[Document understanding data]
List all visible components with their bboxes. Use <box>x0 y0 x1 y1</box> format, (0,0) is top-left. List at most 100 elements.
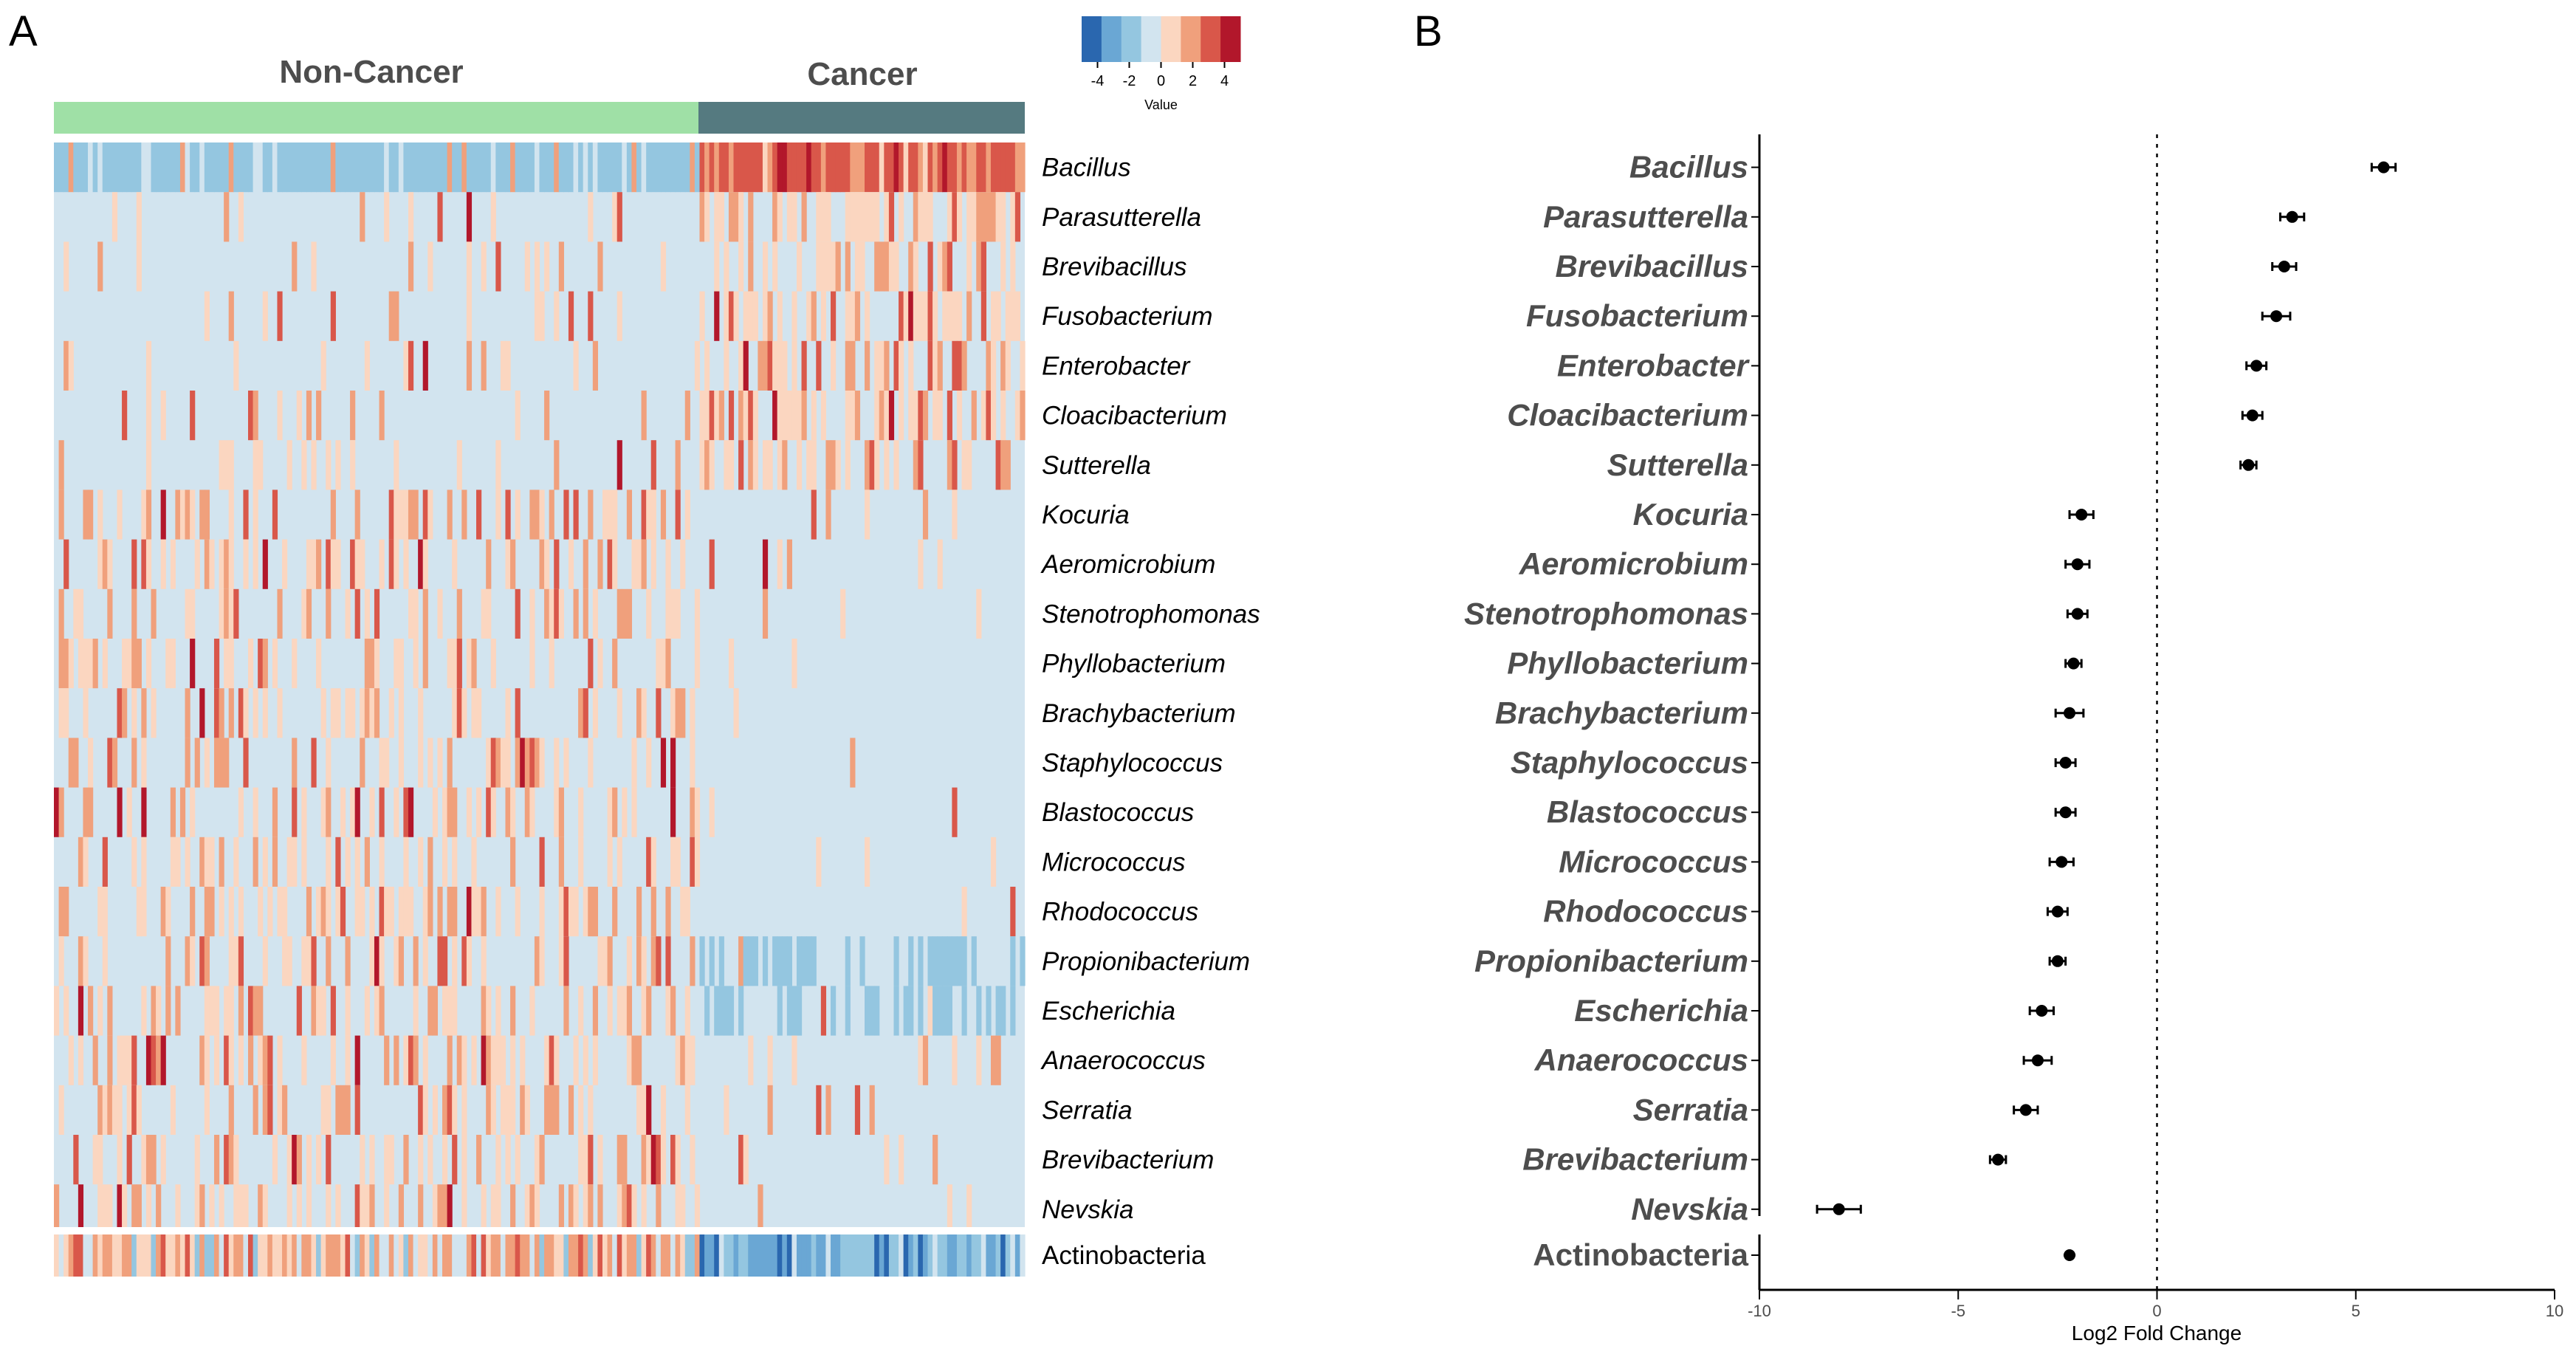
heatmap-cell <box>534 936 540 986</box>
legend-swatch <box>1082 16 1102 62</box>
heatmap-cell <box>767 440 773 490</box>
heatmap-cell <box>58 440 64 490</box>
heatmap-cell <box>927 986 933 1036</box>
heatmap-cell <box>524 1184 530 1234</box>
heatmap-cell <box>1020 1234 1026 1277</box>
heatmap-label-phyllobacterium: Phyllobacterium <box>1042 650 1226 679</box>
heatmap-cell <box>258 142 264 193</box>
heatmap-cell <box>971 1234 977 1277</box>
heatmap-cell <box>408 490 414 540</box>
heatmap-cell <box>306 391 312 441</box>
heatmap-cell <box>694 588 701 639</box>
heatmap-cell <box>388 1135 394 1185</box>
heatmap-cell <box>791 639 797 689</box>
heatmap-cell <box>422 539 428 589</box>
heatmap-cell <box>505 738 511 788</box>
heatmap-cell <box>388 142 394 193</box>
heatmap-cell <box>869 986 875 1036</box>
heatmap-cell <box>947 291 952 341</box>
heatmap-cell <box>340 142 346 193</box>
heatmap-cell <box>68 340 74 391</box>
heatmap-cell <box>714 291 720 341</box>
heatmap-cell <box>646 738 652 788</box>
heatmap-cell <box>466 291 473 341</box>
heatmap-cell <box>179 142 186 193</box>
heatmap-cell <box>452 837 458 887</box>
heatmap-cell <box>292 639 298 689</box>
heatmap-cell <box>956 391 963 441</box>
heatmap-cell <box>728 986 735 1036</box>
heatmap-cell <box>63 340 69 391</box>
heatmap-cell <box>690 738 695 788</box>
heatmap-cell <box>228 688 234 738</box>
heatmap-cell <box>316 1234 322 1277</box>
heatmap-cell <box>228 440 234 490</box>
heatmap-cell <box>811 490 817 540</box>
heatmap-cell <box>330 986 336 1036</box>
heatmap-cell <box>54 1184 60 1234</box>
heatmap-cell <box>209 1234 215 1277</box>
heatmap-cell <box>1014 391 1021 441</box>
heatmap-cell <box>665 887 671 937</box>
heatmap-cell <box>961 887 967 937</box>
heatmap-cell <box>791 291 797 341</box>
heatmap-cell <box>947 391 952 441</box>
heatmap-cell <box>102 1234 108 1277</box>
heatmap-cell <box>403 490 409 540</box>
heatmap-cell <box>786 936 792 986</box>
heatmap-cell <box>995 440 1001 490</box>
heatmap-cell <box>690 837 695 887</box>
heatmap-cell <box>554 440 560 490</box>
forest-label-rhodococcus: Rhodococcus <box>1543 894 1748 929</box>
heatmap-cell <box>456 142 462 193</box>
heatmap-cell <box>233 142 239 193</box>
heatmap-cell <box>170 1085 176 1135</box>
heatmap-cell <box>820 1234 827 1277</box>
heatmap-cell <box>704 340 710 391</box>
heatmap-cell <box>888 241 895 292</box>
heatmap-cell <box>631 738 637 788</box>
heatmap-cell <box>656 142 662 193</box>
forest-row-labels: BacillusParasutterellaBrevibacillusFusob… <box>1464 150 1759 1272</box>
heatmap-cell <box>899 340 904 391</box>
heatmap-cell <box>952 440 958 490</box>
forest-label-brevibacterium: Brevibacterium <box>1522 1142 1748 1177</box>
heatmap-cell <box>126 639 132 689</box>
heatmap-cell <box>63 142 69 193</box>
heatmap-cell <box>622 142 628 193</box>
heatmap-cell <box>869 192 875 242</box>
heatmap-cell <box>190 391 196 441</box>
heatmap-cell <box>311 738 317 788</box>
heatmap-cell <box>500 142 506 193</box>
heatmap-cell <box>97 490 103 540</box>
heatmap-cell <box>54 986 60 1036</box>
heatmap-cell <box>786 1234 792 1277</box>
heatmap-cell <box>320 887 326 937</box>
heatmap-cell <box>865 837 870 887</box>
heatmap-cell <box>350 787 356 837</box>
heatmap-cell <box>865 490 870 540</box>
heatmap-cell <box>296 1135 302 1185</box>
heatmap-cell <box>578 688 584 738</box>
heatmap-cell <box>490 1085 496 1135</box>
heatmap-cell <box>694 639 701 689</box>
heatmap-cell <box>607 142 613 193</box>
heatmap-cell <box>248 986 254 1036</box>
heatmap-cell <box>831 291 837 341</box>
heatmap-cell <box>650 1135 656 1185</box>
heatmap-cell <box>884 142 890 193</box>
heatmap-cell <box>481 1234 487 1277</box>
heatmap-cell <box>306 142 312 193</box>
heatmap-cell <box>646 1135 652 1185</box>
heatmap-cell <box>684 986 690 1036</box>
heatmap-cell <box>68 738 74 788</box>
heatmap-cell <box>238 986 244 1036</box>
heatmap-cell <box>845 986 851 1036</box>
heatmap-cell <box>253 391 258 441</box>
heatmap-cell <box>408 340 414 391</box>
heatmap-cell <box>728 440 735 490</box>
heatmap-cell <box>796 1234 803 1277</box>
heatmap-cell <box>971 192 977 242</box>
heatmap-cell <box>364 986 370 1036</box>
heatmap-cell <box>267 887 273 937</box>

PROBLEM DESCRIPTION: Reproduce the data above word for word, but leave the images out.

ANSWER SECTION:
List all visible components with their bboxes. Use <box>x0 y0 x1 y1</box> format, (0,0) is top-left. List at most 100 elements.
heatmap-cell <box>534 936 540 986</box>
legend-swatch <box>1082 16 1102 62</box>
heatmap-cell <box>767 440 773 490</box>
heatmap-cell <box>58 440 64 490</box>
heatmap-cell <box>927 986 933 1036</box>
heatmap-cell <box>524 1184 530 1234</box>
heatmap-cell <box>1020 1234 1026 1277</box>
heatmap-label-phyllobacterium: Phyllobacterium <box>1042 650 1226 679</box>
heatmap-cell <box>258 142 264 193</box>
heatmap-cell <box>971 1234 977 1277</box>
heatmap-cell <box>408 490 414 540</box>
heatmap-cell <box>306 391 312 441</box>
heatmap-cell <box>694 588 701 639</box>
heatmap-cell <box>388 1135 394 1185</box>
heatmap-cell <box>791 639 797 689</box>
heatmap-cell <box>422 539 428 589</box>
heatmap-cell <box>505 738 511 788</box>
heatmap-cell <box>388 142 394 193</box>
heatmap-cell <box>869 986 875 1036</box>
heatmap-cell <box>947 291 952 341</box>
heatmap-cell <box>340 142 346 193</box>
heatmap-cell <box>68 340 74 391</box>
heatmap-cell <box>714 291 720 341</box>
heatmap-cell <box>646 738 652 788</box>
heatmap-cell <box>466 291 473 341</box>
heatmap-cell <box>179 142 186 193</box>
heatmap-cell <box>452 837 458 887</box>
heatmap-cell <box>292 639 298 689</box>
heatmap-cell <box>956 391 963 441</box>
heatmap-cell <box>728 986 735 1036</box>
heatmap-cell <box>63 340 69 391</box>
heatmap-cell <box>690 738 695 788</box>
heatmap-cell <box>228 688 234 738</box>
heatmap-cell <box>316 1234 322 1277</box>
heatmap-cell <box>228 440 234 490</box>
heatmap-cell <box>811 490 817 540</box>
heatmap-cell <box>330 986 336 1036</box>
heatmap-cell <box>54 1184 60 1234</box>
heatmap-cell <box>209 1234 215 1277</box>
heatmap-cell <box>1014 391 1021 441</box>
heatmap-cell <box>665 887 671 937</box>
heatmap-cell <box>961 887 967 937</box>
heatmap-cell <box>791 291 797 341</box>
heatmap-cell <box>947 391 952 441</box>
heatmap-cell <box>102 1234 108 1277</box>
heatmap-cell <box>403 490 409 540</box>
heatmap-cell <box>786 936 792 986</box>
heatmap-cell <box>995 440 1001 490</box>
heatmap-cell <box>690 837 695 887</box>
heatmap-cell <box>554 440 560 490</box>
forest-label-rhodococcus: Rhodococcus <box>1543 894 1748 929</box>
heatmap-cell <box>456 142 462 193</box>
heatmap-cell <box>233 142 239 193</box>
heatmap-cell <box>170 1085 176 1135</box>
heatmap-cell <box>820 1234 827 1277</box>
heatmap-cell <box>704 340 710 391</box>
heatmap-cell <box>888 241 895 292</box>
heatmap-cell <box>631 738 637 788</box>
heatmap-cell <box>656 142 662 193</box>
forest-row-labels: BacillusParasutterellaBrevibacillusFusob… <box>1464 150 1759 1272</box>
heatmap-cell <box>899 340 904 391</box>
heatmap-cell <box>952 440 958 490</box>
forest-label-brevibacterium: Brevibacterium <box>1522 1142 1748 1177</box>
heatmap-cell <box>126 639 132 689</box>
heatmap-cell <box>63 142 69 193</box>
heatmap-cell <box>622 142 628 193</box>
heatmap-cell <box>869 192 875 242</box>
heatmap-cell <box>190 391 196 441</box>
heatmap-cell <box>311 738 317 788</box>
heatmap-cell <box>500 142 506 193</box>
heatmap-cell <box>97 490 103 540</box>
heatmap-cell <box>54 986 60 1036</box>
heatmap-cell <box>786 1234 792 1277</box>
heatmap-cell <box>320 887 326 937</box>
heatmap-cell <box>865 837 870 887</box>
heatmap-cell <box>350 787 356 837</box>
heatmap-cell <box>865 490 870 540</box>
heatmap-cell <box>296 1135 302 1185</box>
heatmap-cell <box>578 688 584 738</box>
heatmap-cell <box>490 1085 496 1135</box>
heatmap-cell <box>694 639 701 689</box>
heatmap-cell <box>607 142 613 193</box>
heatmap-cell <box>248 986 254 1036</box>
heatmap-cell <box>831 291 837 341</box>
heatmap-cell <box>650 1135 656 1185</box>
heatmap-cell <box>884 142 890 193</box>
heatmap-cell <box>481 1234 487 1277</box>
heatmap-cell <box>306 142 312 193</box>
heatmap-cell <box>646 1135 652 1185</box>
heatmap-cell <box>684 986 690 1036</box>
heatmap-cell <box>68 738 74 788</box>
heatmap-cell <box>238 986 244 1036</box>
heatmap-cell <box>845 986 851 1036</box>
heatmap-cell <box>253 391 258 441</box>
heatmap-cell <box>408 340 414 391</box>
heatmap-cell <box>728 440 735 490</box>
heatmap-cell <box>796 1234 803 1277</box>
heatmap-cell <box>971 192 977 242</box>
heatmap-cell <box>364 986 370 1036</box>
heatmap-cell <box>267 887 273 937</box>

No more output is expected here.